>> Begin Raw data
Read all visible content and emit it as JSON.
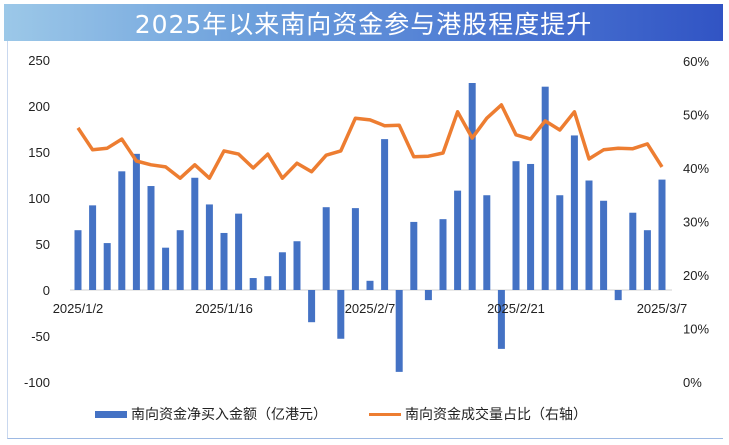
{
  "title": "2025年以来南向资金参与港股程度提升",
  "colors": {
    "bar": "#4472c4",
    "line": "#ed7d31",
    "title_start": "#9cc8e8",
    "title_end": "#3154c4"
  },
  "legend": {
    "bar_label": "南向资金净买入金额（亿港元）",
    "line_label": "南向资金成交量占比（右轴）"
  },
  "axes": {
    "left_ticks": [
      "250",
      "200",
      "150",
      "100",
      "50",
      "0",
      "-50",
      "-100"
    ],
    "right_ticks": [
      "60%",
      "50%",
      "40%",
      "30%",
      "20%",
      "10%",
      "0%"
    ],
    "x_labels": [
      "2025/1/2",
      "2025/1/16",
      "2025/2/7",
      "2025/2/21",
      "2025/3/7"
    ]
  },
  "chart_data": {
    "type": "bar+line",
    "title": "2025年以来南向资金参与港股程度提升",
    "xlabel": "",
    "ylabel": "亿港元",
    "y2label": "%",
    "ylim": [
      -100,
      250
    ],
    "y2lim": [
      0,
      60
    ],
    "x_tick_labels": [
      "2025/1/2",
      "2025/1/16",
      "2025/2/7",
      "2025/2/21",
      "2025/3/7"
    ],
    "x_tick_every": 10,
    "n_points": 41,
    "grid": false,
    "legend_position": "bottom",
    "series": [
      {
        "name": "南向资金净买入金额（亿港元）",
        "type": "bar",
        "axis": "left",
        "values": [
          65,
          92,
          51,
          129,
          148,
          113,
          46,
          65,
          122,
          93,
          62,
          83,
          13,
          15,
          41,
          53,
          -35,
          90,
          -53,
          89,
          10,
          164,
          -89,
          74,
          -11,
          77,
          108,
          225,
          103,
          -64,
          140,
          137,
          221,
          103,
          168,
          119,
          97,
          -11,
          84,
          65,
          120
        ]
      },
      {
        "name": "南向资金成交量占比（右轴）",
        "type": "line",
        "axis": "right",
        "values": [
          47.5,
          43.4,
          43.7,
          45.4,
          41.3,
          40.6,
          40.2,
          38.1,
          40.6,
          38.1,
          43.2,
          42.6,
          40.0,
          42.6,
          38.1,
          40.9,
          39.3,
          42.4,
          43.2,
          49.3,
          49.0,
          47.9,
          48.0,
          42.1,
          42.2,
          42.8,
          50.5,
          45.6,
          49.3,
          51.8,
          46.2,
          45.4,
          48.8,
          47.1,
          50.5,
          41.7,
          43.4,
          43.7,
          43.6,
          44.5,
          40.2
        ]
      }
    ]
  }
}
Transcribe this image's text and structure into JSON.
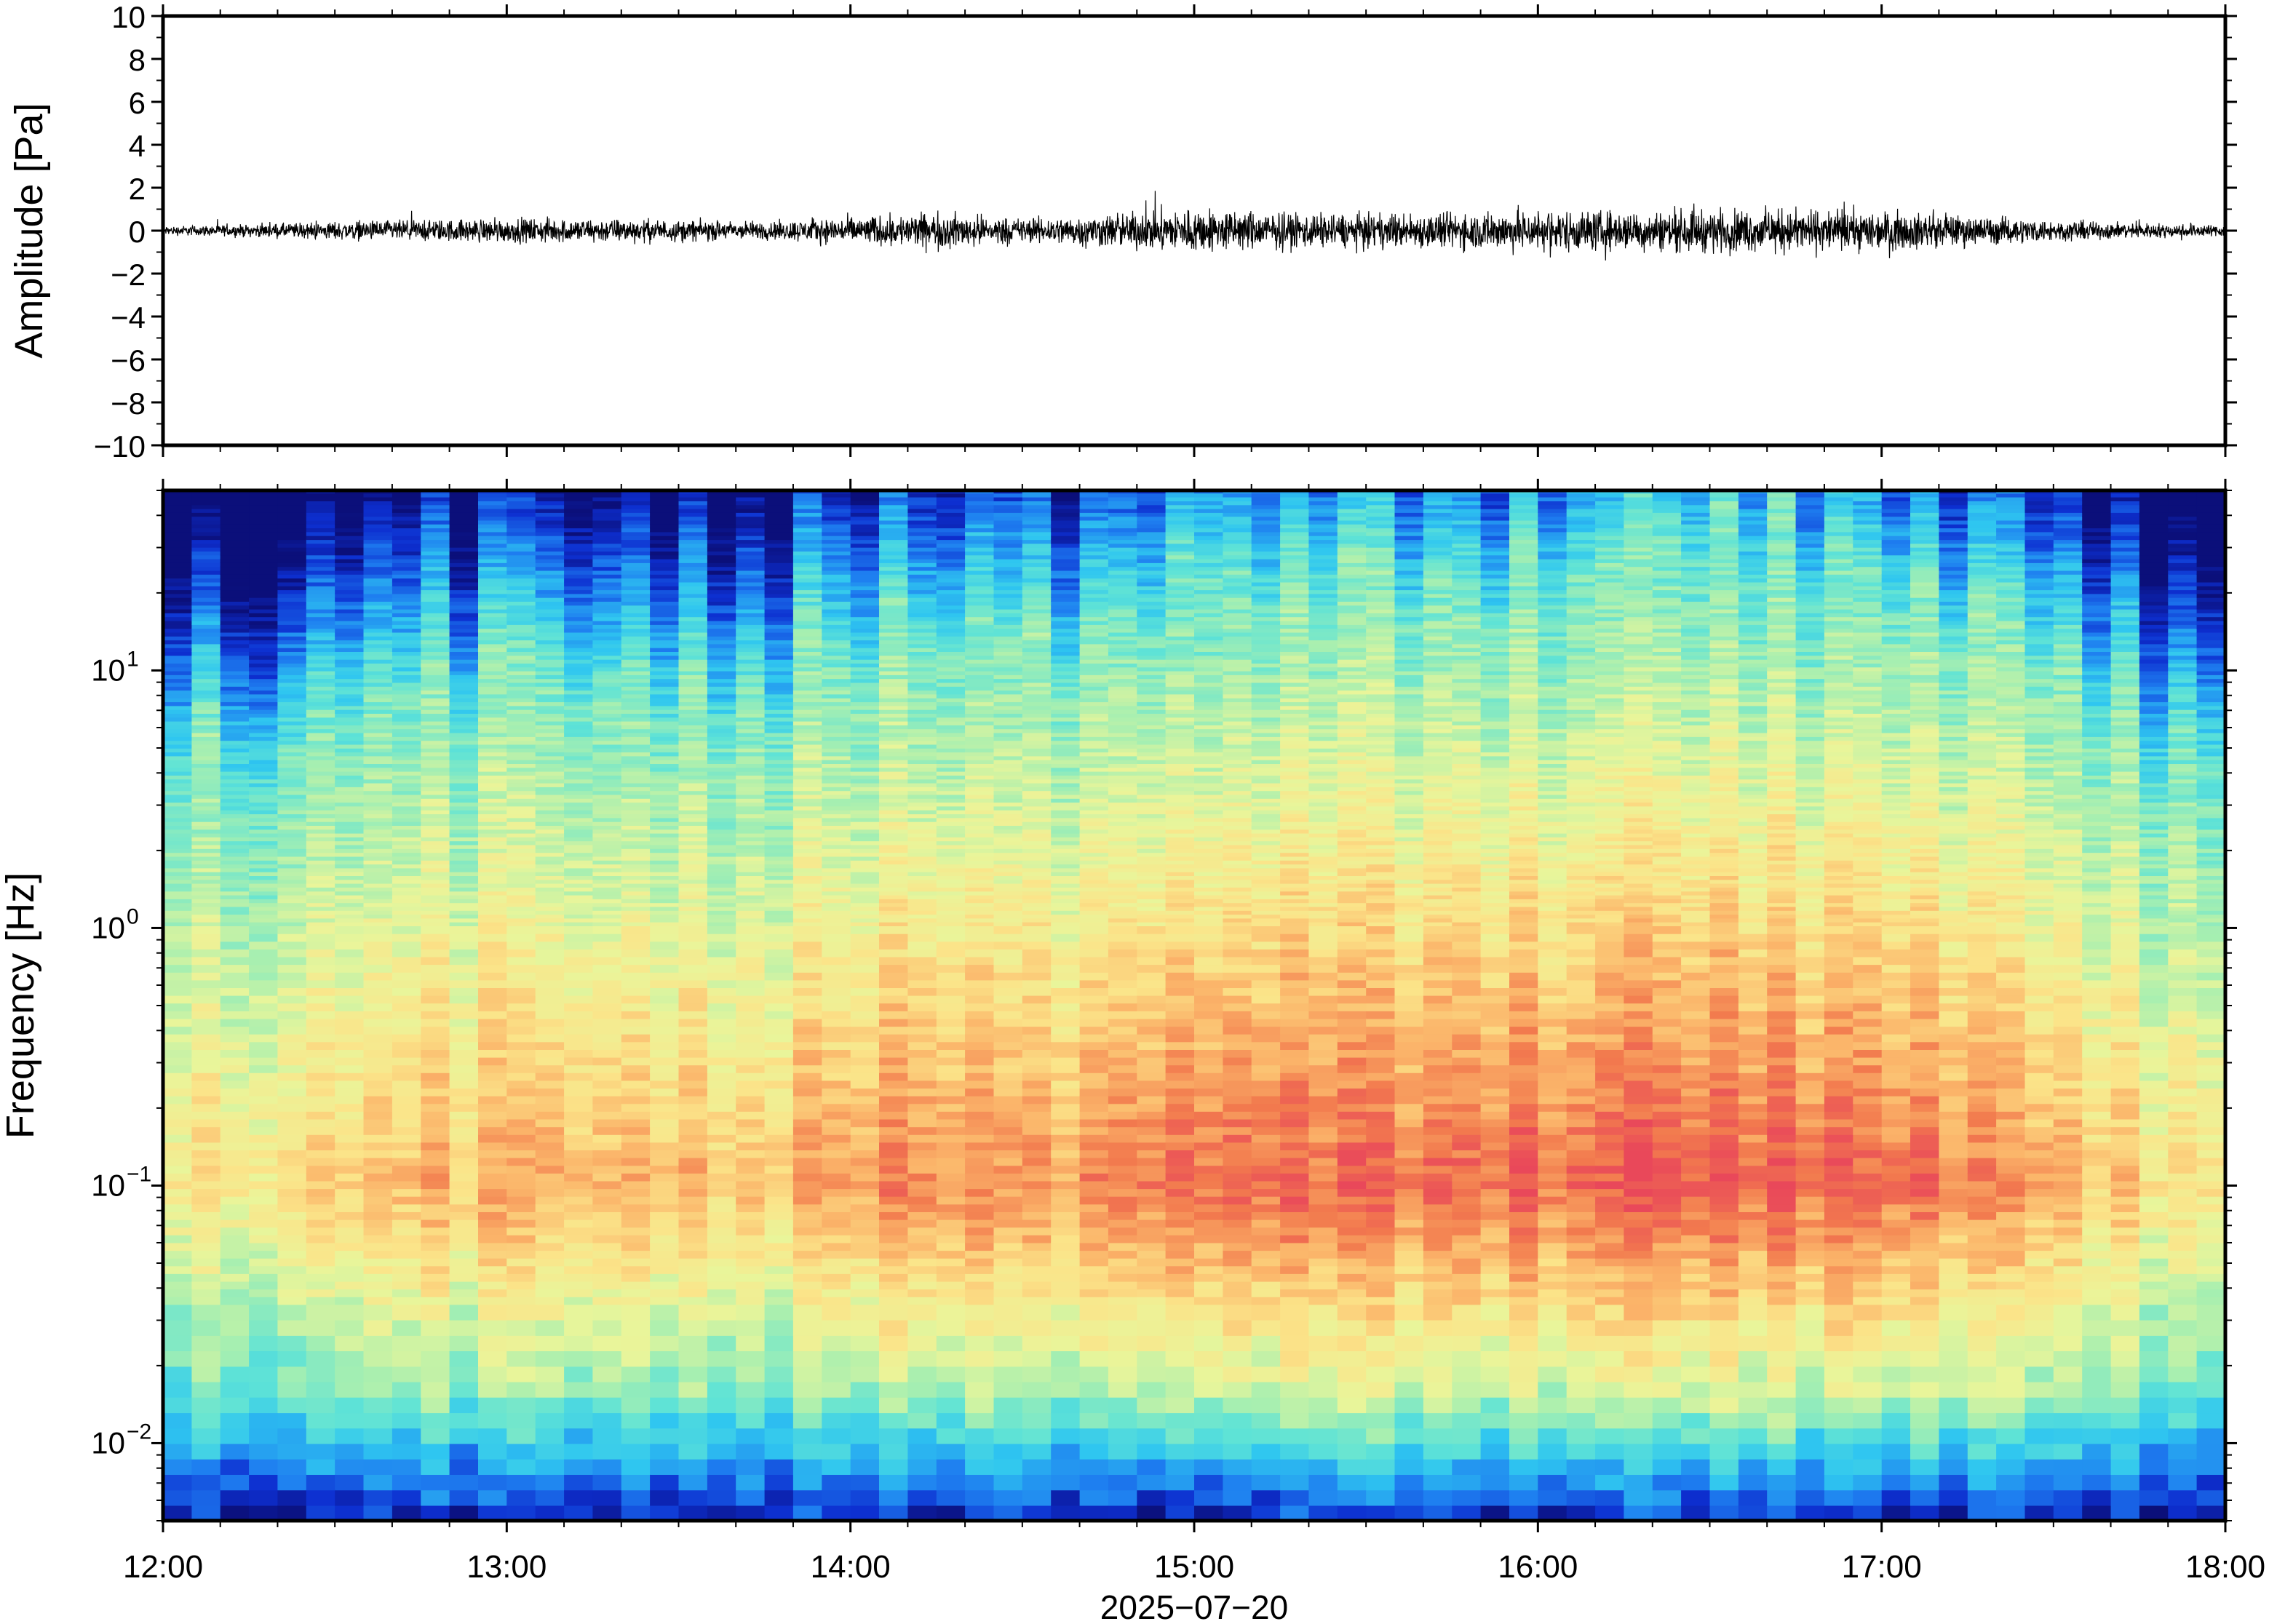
{
  "chart_data": [
    {
      "type": "line",
      "ylabel": "Amplitude [Pa]",
      "ylim": [
        -10,
        10
      ],
      "yticks": [
        10,
        8,
        6,
        4,
        2,
        0,
        -2,
        -4,
        -6,
        -8,
        -10
      ],
      "ytick_labels": [
        "10",
        "8",
        "6",
        "4",
        "2",
        "0",
        "−2",
        "−4",
        "−6",
        "−8",
        "−10"
      ],
      "series": [
        {
          "color": "#000000",
          "envelope_times_hours": [
            12.0,
            12.25,
            12.5,
            12.75,
            13.0,
            13.25,
            13.5,
            13.75,
            14.0,
            14.25,
            14.5,
            14.75,
            15.0,
            15.25,
            15.5,
            15.75,
            16.0,
            16.25,
            16.5,
            16.75,
            17.0,
            17.25,
            17.5,
            17.75,
            18.0
          ],
          "envelope_max_pa": [
            0.3,
            0.4,
            0.6,
            0.7,
            0.8,
            0.8,
            0.7,
            0.6,
            0.9,
            1.2,
            0.8,
            1.1,
            1.5,
            1.2,
            1.1,
            1.2,
            1.4,
            1.3,
            1.4,
            1.4,
            1.3,
            1.0,
            0.7,
            0.5,
            0.4
          ]
        }
      ]
    },
    {
      "type": "heatmap",
      "ylabel": "Frequency [Hz]",
      "xlabel": "2025−07−20",
      "xlim": [
        "12:00",
        "18:00"
      ],
      "xticks": [
        "12:00",
        "13:00",
        "14:00",
        "15:00",
        "16:00",
        "17:00",
        "18:00"
      ],
      "yscale": "log",
      "ylim": [
        0.005,
        50
      ],
      "yticks": [
        {
          "value": 10,
          "mantissa": "10",
          "exponent": "1"
        },
        {
          "value": 1,
          "mantissa": "10",
          "exponent": "0"
        },
        {
          "value": 0.1,
          "mantissa": "10",
          "exponent": "−1"
        },
        {
          "value": 0.01,
          "mantissa": "10",
          "exponent": "−2"
        }
      ],
      "colormap": [
        "#0b0f7a",
        "#0d2fd0",
        "#1e7ef0",
        "#2fc6f0",
        "#5fe3d6",
        "#a8efb0",
        "#e9f59a",
        "#fbe489",
        "#fbb56a",
        "#f27a4e",
        "#e9485a"
      ],
      "time_columns": 72,
      "peak_frequency_hz": 0.1,
      "low_freq_floor_hz": 0.01
    }
  ]
}
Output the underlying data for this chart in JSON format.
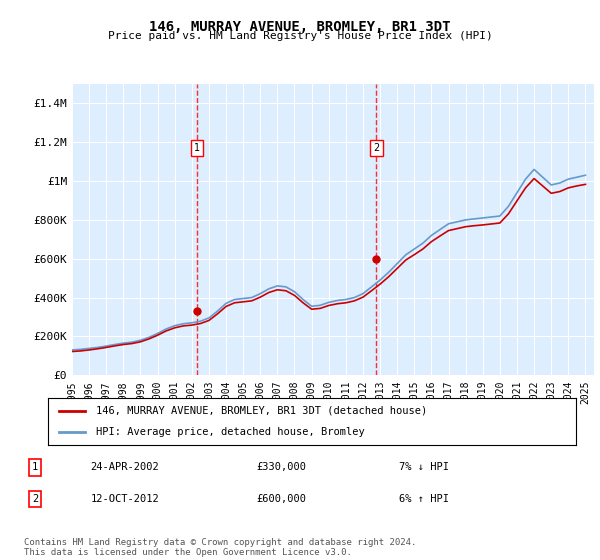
{
  "title": "146, MURRAY AVENUE, BROMLEY, BR1 3DT",
  "subtitle": "Price paid vs. HM Land Registry's House Price Index (HPI)",
  "hpi_label": "HPI: Average price, detached house, Bromley",
  "property_label": "146, MURRAY AVENUE, BROMLEY, BR1 3DT (detached house)",
  "footer": "Contains HM Land Registry data © Crown copyright and database right 2024.\nThis data is licensed under the Open Government Licence v3.0.",
  "property_color": "#cc0000",
  "hpi_color": "#6699cc",
  "background_color": "#ddeeff",
  "transactions": [
    {
      "id": 1,
      "date": "24-APR-2002",
      "price": 330000,
      "hpi_diff": "7% ↓ HPI",
      "year": 2002.31
    },
    {
      "id": 2,
      "date": "12-OCT-2012",
      "price": 600000,
      "hpi_diff": "6% ↑ HPI",
      "year": 2012.79
    }
  ],
  "ylim": [
    0,
    1500000
  ],
  "yticks": [
    0,
    200000,
    400000,
    600000,
    800000,
    1000000,
    1200000,
    1400000
  ],
  "xlim_start": 1995.0,
  "xlim_end": 2025.5,
  "hpi_data_x": [
    1995,
    1995.5,
    1996,
    1996.5,
    1997,
    1997.5,
    1998,
    1998.5,
    1999,
    1999.5,
    2000,
    2000.5,
    2001,
    2001.5,
    2002,
    2002.5,
    2003,
    2003.5,
    2004,
    2004.5,
    2005,
    2005.5,
    2006,
    2006.5,
    2007,
    2007.5,
    2008,
    2008.5,
    2009,
    2009.5,
    2010,
    2010.5,
    2011,
    2011.5,
    2012,
    2012.5,
    2013,
    2013.5,
    2014,
    2014.5,
    2015,
    2015.5,
    2016,
    2016.5,
    2017,
    2017.5,
    2018,
    2018.5,
    2019,
    2019.5,
    2020,
    2020.5,
    2021,
    2021.5,
    2022,
    2022.5,
    2023,
    2023.5,
    2024,
    2024.5,
    2025
  ],
  "hpi_data_y": [
    130000,
    133000,
    138000,
    143000,
    150000,
    158000,
    165000,
    170000,
    180000,
    195000,
    215000,
    238000,
    255000,
    265000,
    270000,
    278000,
    295000,
    330000,
    370000,
    390000,
    395000,
    400000,
    420000,
    445000,
    460000,
    455000,
    430000,
    390000,
    355000,
    360000,
    375000,
    385000,
    390000,
    400000,
    420000,
    455000,
    490000,
    530000,
    575000,
    620000,
    650000,
    680000,
    720000,
    750000,
    780000,
    790000,
    800000,
    805000,
    810000,
    815000,
    820000,
    870000,
    940000,
    1010000,
    1060000,
    1020000,
    980000,
    990000,
    1010000,
    1020000,
    1030000
  ],
  "property_data_x": [
    1995,
    1995.5,
    1996,
    1996.5,
    1997,
    1997.5,
    1998,
    1998.5,
    1999,
    1999.5,
    2000,
    2000.5,
    2001,
    2001.5,
    2002,
    2002.5,
    2003,
    2003.5,
    2004,
    2004.5,
    2005,
    2005.5,
    2006,
    2006.5,
    2007,
    2007.5,
    2008,
    2008.5,
    2009,
    2009.5,
    2010,
    2010.5,
    2011,
    2011.5,
    2012,
    2012.5,
    2013,
    2013.5,
    2014,
    2014.5,
    2015,
    2015.5,
    2016,
    2016.5,
    2017,
    2017.5,
    2018,
    2018.5,
    2019,
    2019.5,
    2020,
    2020.5,
    2021,
    2021.5,
    2022,
    2022.5,
    2023,
    2023.5,
    2024,
    2024.5,
    2025
  ],
  "property_data_y": [
    122000,
    125000,
    130000,
    136000,
    143000,
    151000,
    158000,
    163000,
    172000,
    187000,
    206000,
    228000,
    244000,
    254000,
    258000,
    266000,
    282000,
    316000,
    354000,
    373000,
    378000,
    383000,
    402000,
    426000,
    440000,
    435000,
    411000,
    373000,
    340000,
    344000,
    359000,
    368000,
    373000,
    383000,
    402000,
    435000,
    469000,
    507000,
    550000,
    593000,
    621000,
    650000,
    688000,
    717000,
    745000,
    755000,
    765000,
    770000,
    774000,
    779000,
    784000,
    831000,
    898000,
    965000,
    1013000,
    975000,
    937000,
    946000,
    965000,
    975000,
    983000
  ],
  "xtick_years": [
    1995,
    1996,
    1997,
    1998,
    1999,
    2000,
    2001,
    2002,
    2003,
    2004,
    2005,
    2006,
    2007,
    2008,
    2009,
    2010,
    2011,
    2012,
    2013,
    2014,
    2015,
    2016,
    2017,
    2018,
    2019,
    2020,
    2021,
    2022,
    2023,
    2024,
    2025
  ]
}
>> End Raw data
Among the lines of the data, identify those with the word "type". Copy each of them.

    "type": "bar+line",
        "type": "bar",
        "type": "line",
      "type": "line",
      "type": "heatmap",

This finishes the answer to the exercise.